▸ **TAREFA PROPOSTA**:
Dê continuidade ao texto sobre o Estado de Exceção no processo penal brasileiro, começando logo após a sua última frase.

▸ **TRECHO DO TEXTO**:
☆ ☆ ☆ ☆
Questiona-se: qual a prova, então, de que ele recebeu o apartamento? Resposta: efetivamente, nenhuma; o que se vê nas alegações finais e na decisão é a construção de argumentos de convicção e probabilidade, mas nenhuma prova inequívoca. Documentos sem assinatura, documentos rasurados, documentos que indicam a intenção de compra de um outro imóvel, reportagens (pasmem), etc., basta ler os originais[10].

O processo penal brasileiro atinge, definitivamente, o padrão kafkaniano[11]; dotado de incertezas e obscuridades, distante do ideal de um devido processo legal, capaz de produzir injustiça, em nome de outros interesses não evidentes (ou muito evidentes, mas dissimulados por uma razão cínica).

A destruição do devido processo legal, e a consequente “morte” declarada do Estado Democrático de Direito, são, nesse caso, de responsabilidade do Estado de Exceção que vivenciamos no Brasil[12].

(...) em tempos de crise, o governo constitucional deve ser alterado por meio de qualquer medida necessária para neutralizar o perigo e restaurar a situação normal. Essa alteração implica, inevitavelmente, um governo mais forte, ou seja, o governo terá mais poder e os cidadãos menos direitos.[13]

Em síntese, “a exceção, portanto, decorre de uma necessidade do Estado que leva ao afastamento do direito, ou seja, a sua suspensão, para garantir-lhe a sobrevivência”[14].

Vivemos, portanto, em um estado de anomia, que admite o afastamento do sistema jurídico constitucional (principalmente da Constituição Federal), em prol de medidas que servem para resguardar a “ordem”. A supressão de direitos e garantias fundamentais é admissível, em favor da defesa da sociedade.

Para garantir a “legitimidade” desse Estado de Exceção, porém, se faz imprescindível a figura do inimigo[15]. No caso brasileiro, definida como A CORRUPÇÃO[16]. Figura abstrata e metafísica, que pode tomar qualquer forma.
☆ ☆ ☆ ☆
▸ **LINHAS**:
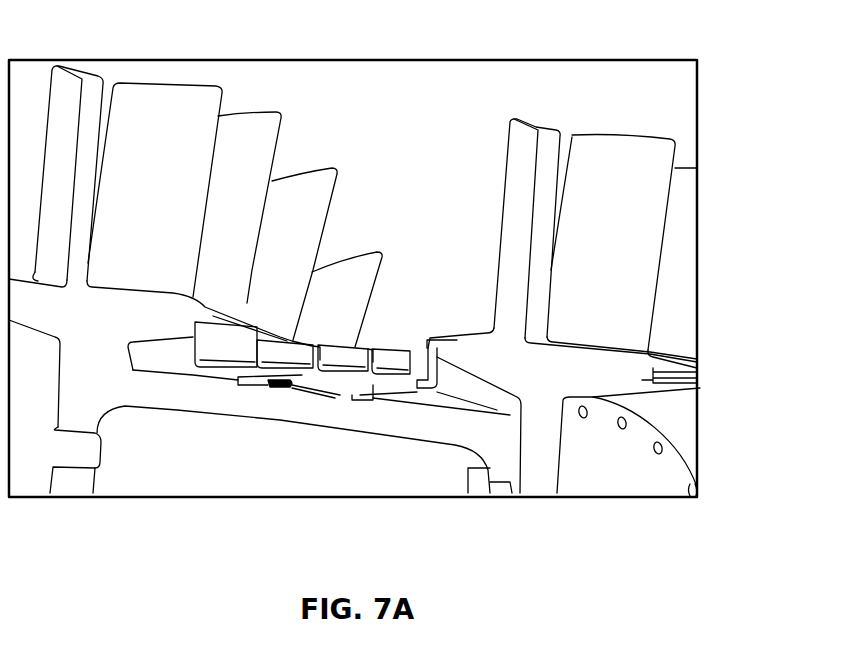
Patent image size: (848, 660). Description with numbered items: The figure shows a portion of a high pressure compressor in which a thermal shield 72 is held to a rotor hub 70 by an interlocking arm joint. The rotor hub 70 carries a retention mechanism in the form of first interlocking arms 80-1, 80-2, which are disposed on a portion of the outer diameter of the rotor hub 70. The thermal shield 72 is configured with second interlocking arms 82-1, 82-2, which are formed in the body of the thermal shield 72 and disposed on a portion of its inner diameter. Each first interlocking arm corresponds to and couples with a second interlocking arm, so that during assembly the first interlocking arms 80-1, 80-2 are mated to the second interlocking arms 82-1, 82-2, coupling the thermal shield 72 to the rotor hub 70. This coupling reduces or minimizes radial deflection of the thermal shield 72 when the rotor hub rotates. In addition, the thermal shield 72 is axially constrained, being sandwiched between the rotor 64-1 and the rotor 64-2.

The rotor 64-1 is at (137, 92).
The rotor 64-2 is at (687, 382).
The rotor hub 70 is at (655, 472).
The thermal shield 72 is at (400, 345).
The first interlocking arm 80-1 is at (238, 381).
The first interlocking arm 80-2 is at (345, 398).
The second interlocking arm 82-1 is at (300, 378).
The second interlocking arm 82-2 is at (400, 340).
☆ ☆ ☆ ☆
▸ **RESPOSTA ABAIXO**:
Essa construção discursiva sempre se dá por meio da invocação da figura do inimigo, aquele ser desprovido de qualquer proteção política ou jurídica, de qualquer direito fundamental mínimo inerente ao ser humano. Esse inimigo clama pela figura de um Estado autoritário pelo medo que ocasiona na sociedade.[17]

A disseminação da ideia de um núcleo impoluto da sociedade (na mítica figura da “República de Curitiba” – composta pelos agentes estatais - juízes, membros do ministério público, delegados, etc.), que está promovendo todos os esforços necessários para combater A CORRUPÇÃO (?). A questão é: este é um fenômeno novo que justifique tais medidas de exceção?

Não se pode sonegar o fato de que a corrupção tem suas origens histórica e cultural[18]. Preciso, pois, investigar as condições historicamente construídas para a disseminação da corrupção no Brasil[19].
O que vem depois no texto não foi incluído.